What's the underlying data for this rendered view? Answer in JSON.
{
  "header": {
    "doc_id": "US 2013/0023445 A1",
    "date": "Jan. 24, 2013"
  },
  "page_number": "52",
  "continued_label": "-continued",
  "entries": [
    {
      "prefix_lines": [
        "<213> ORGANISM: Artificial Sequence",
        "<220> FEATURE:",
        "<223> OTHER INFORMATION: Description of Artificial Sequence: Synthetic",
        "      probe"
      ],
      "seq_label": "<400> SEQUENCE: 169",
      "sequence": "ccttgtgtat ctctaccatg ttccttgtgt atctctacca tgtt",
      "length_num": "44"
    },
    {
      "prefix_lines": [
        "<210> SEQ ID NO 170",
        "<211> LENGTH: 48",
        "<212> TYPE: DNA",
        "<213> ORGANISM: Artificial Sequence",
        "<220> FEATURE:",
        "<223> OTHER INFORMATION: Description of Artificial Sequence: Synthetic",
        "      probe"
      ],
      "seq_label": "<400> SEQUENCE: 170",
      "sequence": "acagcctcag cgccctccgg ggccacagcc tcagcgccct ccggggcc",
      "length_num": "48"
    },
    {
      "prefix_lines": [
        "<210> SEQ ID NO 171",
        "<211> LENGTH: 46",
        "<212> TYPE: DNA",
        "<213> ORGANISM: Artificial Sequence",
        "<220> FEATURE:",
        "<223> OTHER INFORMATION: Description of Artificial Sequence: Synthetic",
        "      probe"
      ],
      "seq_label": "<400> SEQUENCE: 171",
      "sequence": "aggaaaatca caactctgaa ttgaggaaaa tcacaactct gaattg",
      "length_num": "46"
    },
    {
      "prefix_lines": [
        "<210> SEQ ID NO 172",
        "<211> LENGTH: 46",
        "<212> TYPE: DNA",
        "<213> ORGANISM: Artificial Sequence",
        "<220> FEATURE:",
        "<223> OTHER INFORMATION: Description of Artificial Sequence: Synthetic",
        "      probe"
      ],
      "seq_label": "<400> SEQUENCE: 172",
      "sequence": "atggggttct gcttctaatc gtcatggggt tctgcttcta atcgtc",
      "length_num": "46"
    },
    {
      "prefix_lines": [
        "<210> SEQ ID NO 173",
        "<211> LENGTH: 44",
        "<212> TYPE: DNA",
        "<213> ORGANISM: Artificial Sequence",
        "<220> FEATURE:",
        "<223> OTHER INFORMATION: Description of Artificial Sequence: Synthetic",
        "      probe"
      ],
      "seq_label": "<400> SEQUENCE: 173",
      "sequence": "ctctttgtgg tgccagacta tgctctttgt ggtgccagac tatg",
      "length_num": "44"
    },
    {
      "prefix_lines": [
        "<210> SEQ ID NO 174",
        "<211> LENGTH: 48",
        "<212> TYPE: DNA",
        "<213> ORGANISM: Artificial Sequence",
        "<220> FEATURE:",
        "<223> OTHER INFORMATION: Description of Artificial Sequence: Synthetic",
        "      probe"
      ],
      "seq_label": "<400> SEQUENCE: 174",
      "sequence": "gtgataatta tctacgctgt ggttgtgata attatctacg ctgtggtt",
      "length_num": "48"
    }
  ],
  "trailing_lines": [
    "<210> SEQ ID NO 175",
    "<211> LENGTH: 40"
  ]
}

========

Job: Write out every record, exactly as written.

Expected answer:
What's the underlying data for this rendered view? Answer in JSON.
{
  "header": {
    "doc_id": "US 2013/0023445 A1",
    "date": "Jan. 24, 2013"
  },
  "page_number": "52",
  "continued_label": "-continued",
  "entries": [
    {
      "prefix_lines": [
        "<213> ORGANISM: Artificial Sequence",
        "<220> FEATURE:",
        "<223> OTHER INFORMATION: Description of Artificial Sequence: Synthetic",
        "      probe"
      ],
      "seq_label": "<400> SEQUENCE: 169",
      "sequence": "ccttgtgtat ctctaccatg ttccttgtgt atctctacca tgtt",
      "length_num": "44"
    },
    {
      "prefix_lines": [
        "<210> SEQ ID NO 170",
        "<211> LENGTH: 48",
        "<212> TYPE: DNA",
        "<213> ORGANISM: Artificial Sequence",
        "<220> FEATURE:",
        "<223> OTHER INFORMATION: Description of Artificial Sequence: Synthetic",
        "      probe"
      ],
      "seq_label": "<400> SEQUENCE: 170",
      "sequence": "acagcctcag cgccctccgg ggccacagcc tcagcgccct ccggggcc",
      "length_num": "48"
    },
    {
      "prefix_lines": [
        "<210> SEQ ID NO 171",
        "<211> LENGTH: 46",
        "<212> TYPE: DNA",
        "<213> ORGANISM: Artificial Sequence",
        "<220> FEATURE:",
        "<223> OTHER INFORMATION: Description of Artificial Sequence: Synthetic",
        "      probe"
      ],
      "seq_label": "<400> SEQUENCE: 171",
      "sequence": "aggaaaatca caactctgaa ttgaggaaaa tcacaactct gaattg",
      "length_num": "46"
    },
    {
      "prefix_lines": [
        "<210> SEQ ID NO 172",
        "<211> LENGTH: 46",
        "<212> TYPE: DNA",
        "<213> ORGANISM: Artificial Sequence",
        "<220> FEATURE:",
        "<223> OTHER INFORMATION: Description of Artificial Sequence: Synthetic",
        "      probe"
      ],
      "seq_label": "<400> SEQUENCE: 172",
      "sequence": "atggggttct gcttctaatc gtcatggggt tctgcttcta atcgtc",
      "length_num": "46"
    },
    {
      "prefix_lines": [
        "<210> SEQ ID NO 173",
        "<211> LENGTH: 44",
        "<212> TYPE: DNA",
        "<213> ORGANISM: Artificial Sequence",
        "<220> FEATURE:",
        "<223> OTHER INFORMATION: Description of Artificial Sequence: Synthetic",
        "      probe"
      ],
      "seq_label": "<400> SEQUENCE: 173",
      "sequence": "ctctttgtgg tgccagacta tgctctttgt ggtgccagac tatg",
      "length_num": "44"
    },
    {
      "prefix_lines": [
        "<210> SEQ ID NO 174",
        "<211> LENGTH: 48",
        "<212> TYPE: DNA",
        "<213> ORGANISM: Artificial Sequence",
        "<220> FEATURE:",
        "<223> OTHER INFORMATION: Description of Artificial Sequence: Synthetic",
        "      probe"
      ],
      "seq_label": "<400> SEQUENCE: 174",
      "sequence": "gtgataatta tctacgctgt ggttgtgata attatctacg ctgtggtt",
      "length_num": "48"
    }
  ],
  "trailing_lines": [
    "<210> SEQ ID NO 175",
    "<211> LENGTH: 40"
  ]
}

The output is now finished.